**TASK BRIEF:**
Single out the lines that include the word "shaft". Copy them.

**PROVIDED DATA:**

┌────────

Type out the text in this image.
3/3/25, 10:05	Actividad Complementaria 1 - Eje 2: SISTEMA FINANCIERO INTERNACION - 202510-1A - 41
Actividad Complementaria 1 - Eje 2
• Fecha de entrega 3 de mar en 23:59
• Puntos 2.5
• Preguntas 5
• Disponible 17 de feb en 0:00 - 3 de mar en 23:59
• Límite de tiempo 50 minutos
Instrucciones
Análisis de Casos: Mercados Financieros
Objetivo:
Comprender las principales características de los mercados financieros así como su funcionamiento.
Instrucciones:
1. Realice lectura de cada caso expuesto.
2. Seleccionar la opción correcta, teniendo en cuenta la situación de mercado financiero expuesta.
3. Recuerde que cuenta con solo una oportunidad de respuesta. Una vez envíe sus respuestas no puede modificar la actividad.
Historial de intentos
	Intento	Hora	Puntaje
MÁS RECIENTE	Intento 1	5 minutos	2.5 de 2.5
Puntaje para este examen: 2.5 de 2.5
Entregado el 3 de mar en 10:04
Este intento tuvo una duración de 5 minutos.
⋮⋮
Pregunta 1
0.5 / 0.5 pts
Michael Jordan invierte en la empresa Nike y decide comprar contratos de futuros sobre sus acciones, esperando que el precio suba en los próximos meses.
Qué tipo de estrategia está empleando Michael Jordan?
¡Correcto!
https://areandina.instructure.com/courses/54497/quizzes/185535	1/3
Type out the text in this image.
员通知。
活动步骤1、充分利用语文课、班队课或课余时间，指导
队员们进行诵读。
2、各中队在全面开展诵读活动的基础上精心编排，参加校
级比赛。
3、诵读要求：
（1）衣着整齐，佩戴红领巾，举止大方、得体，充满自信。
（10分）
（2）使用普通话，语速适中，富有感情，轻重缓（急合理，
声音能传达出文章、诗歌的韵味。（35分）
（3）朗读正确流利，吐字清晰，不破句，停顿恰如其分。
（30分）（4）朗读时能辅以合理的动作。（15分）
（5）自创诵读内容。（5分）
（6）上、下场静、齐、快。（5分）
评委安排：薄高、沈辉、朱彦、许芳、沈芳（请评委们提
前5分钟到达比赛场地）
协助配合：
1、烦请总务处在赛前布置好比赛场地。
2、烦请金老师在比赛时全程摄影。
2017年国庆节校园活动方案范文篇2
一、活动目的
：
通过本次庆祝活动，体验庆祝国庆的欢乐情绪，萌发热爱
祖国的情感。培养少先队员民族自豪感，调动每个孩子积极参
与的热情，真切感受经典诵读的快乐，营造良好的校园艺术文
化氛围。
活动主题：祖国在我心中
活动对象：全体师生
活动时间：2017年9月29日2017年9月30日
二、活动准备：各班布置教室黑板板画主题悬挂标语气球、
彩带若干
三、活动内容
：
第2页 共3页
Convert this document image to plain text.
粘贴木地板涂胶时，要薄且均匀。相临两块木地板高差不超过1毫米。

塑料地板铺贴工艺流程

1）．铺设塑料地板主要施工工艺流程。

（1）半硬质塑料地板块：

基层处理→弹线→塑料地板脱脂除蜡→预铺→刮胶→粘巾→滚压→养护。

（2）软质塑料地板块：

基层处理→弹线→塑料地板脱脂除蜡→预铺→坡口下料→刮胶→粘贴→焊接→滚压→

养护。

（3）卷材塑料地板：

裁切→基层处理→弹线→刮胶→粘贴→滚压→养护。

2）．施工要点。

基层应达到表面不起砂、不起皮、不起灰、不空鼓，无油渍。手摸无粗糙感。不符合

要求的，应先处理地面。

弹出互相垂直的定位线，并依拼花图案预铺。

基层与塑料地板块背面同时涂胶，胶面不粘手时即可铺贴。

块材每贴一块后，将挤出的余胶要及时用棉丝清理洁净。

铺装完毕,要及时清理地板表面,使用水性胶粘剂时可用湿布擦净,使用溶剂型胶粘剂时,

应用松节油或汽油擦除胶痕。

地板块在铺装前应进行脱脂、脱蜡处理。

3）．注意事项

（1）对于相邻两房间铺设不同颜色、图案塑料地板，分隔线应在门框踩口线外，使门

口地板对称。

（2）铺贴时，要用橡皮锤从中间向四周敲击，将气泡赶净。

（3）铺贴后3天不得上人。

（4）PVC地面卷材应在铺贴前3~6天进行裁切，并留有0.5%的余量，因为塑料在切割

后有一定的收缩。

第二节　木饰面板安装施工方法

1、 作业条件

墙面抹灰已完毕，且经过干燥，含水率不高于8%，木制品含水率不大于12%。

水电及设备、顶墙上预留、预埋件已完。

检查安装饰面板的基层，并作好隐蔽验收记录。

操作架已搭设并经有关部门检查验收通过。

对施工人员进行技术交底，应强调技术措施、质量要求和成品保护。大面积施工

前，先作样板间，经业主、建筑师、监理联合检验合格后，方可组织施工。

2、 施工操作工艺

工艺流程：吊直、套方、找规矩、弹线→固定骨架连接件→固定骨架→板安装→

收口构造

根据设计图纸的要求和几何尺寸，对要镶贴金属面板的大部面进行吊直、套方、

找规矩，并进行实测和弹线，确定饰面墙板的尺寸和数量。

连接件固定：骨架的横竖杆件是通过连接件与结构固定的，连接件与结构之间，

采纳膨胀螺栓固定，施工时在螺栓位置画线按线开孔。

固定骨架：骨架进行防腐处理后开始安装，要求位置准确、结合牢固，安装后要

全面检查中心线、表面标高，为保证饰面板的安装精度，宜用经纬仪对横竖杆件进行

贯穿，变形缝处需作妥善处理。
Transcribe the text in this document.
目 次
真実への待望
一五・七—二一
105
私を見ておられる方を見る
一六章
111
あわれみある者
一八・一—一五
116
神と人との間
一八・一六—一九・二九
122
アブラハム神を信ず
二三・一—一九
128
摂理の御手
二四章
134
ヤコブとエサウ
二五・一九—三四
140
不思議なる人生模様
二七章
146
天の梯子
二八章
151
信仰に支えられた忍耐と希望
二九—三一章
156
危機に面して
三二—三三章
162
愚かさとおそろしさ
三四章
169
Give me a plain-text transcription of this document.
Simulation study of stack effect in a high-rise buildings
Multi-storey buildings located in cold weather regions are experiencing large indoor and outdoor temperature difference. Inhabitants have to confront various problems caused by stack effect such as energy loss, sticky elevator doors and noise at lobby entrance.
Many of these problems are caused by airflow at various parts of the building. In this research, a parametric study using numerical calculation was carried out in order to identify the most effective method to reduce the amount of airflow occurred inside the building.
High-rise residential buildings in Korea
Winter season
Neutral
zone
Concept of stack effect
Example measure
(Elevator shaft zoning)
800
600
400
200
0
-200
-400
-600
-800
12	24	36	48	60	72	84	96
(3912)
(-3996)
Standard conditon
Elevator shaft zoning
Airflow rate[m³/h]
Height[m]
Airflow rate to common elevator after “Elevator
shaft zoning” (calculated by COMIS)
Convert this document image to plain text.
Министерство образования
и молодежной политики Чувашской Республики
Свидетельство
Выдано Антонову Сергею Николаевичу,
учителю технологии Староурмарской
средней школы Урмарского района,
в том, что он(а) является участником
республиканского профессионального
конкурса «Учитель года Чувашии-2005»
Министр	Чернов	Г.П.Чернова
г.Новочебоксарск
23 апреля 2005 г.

└────────

**RESPONSE TO THIS EXERCISE:**
(Elevator shaft zoning)
Elevator shaft zoning
shaft zoning” (calculated by COMIS)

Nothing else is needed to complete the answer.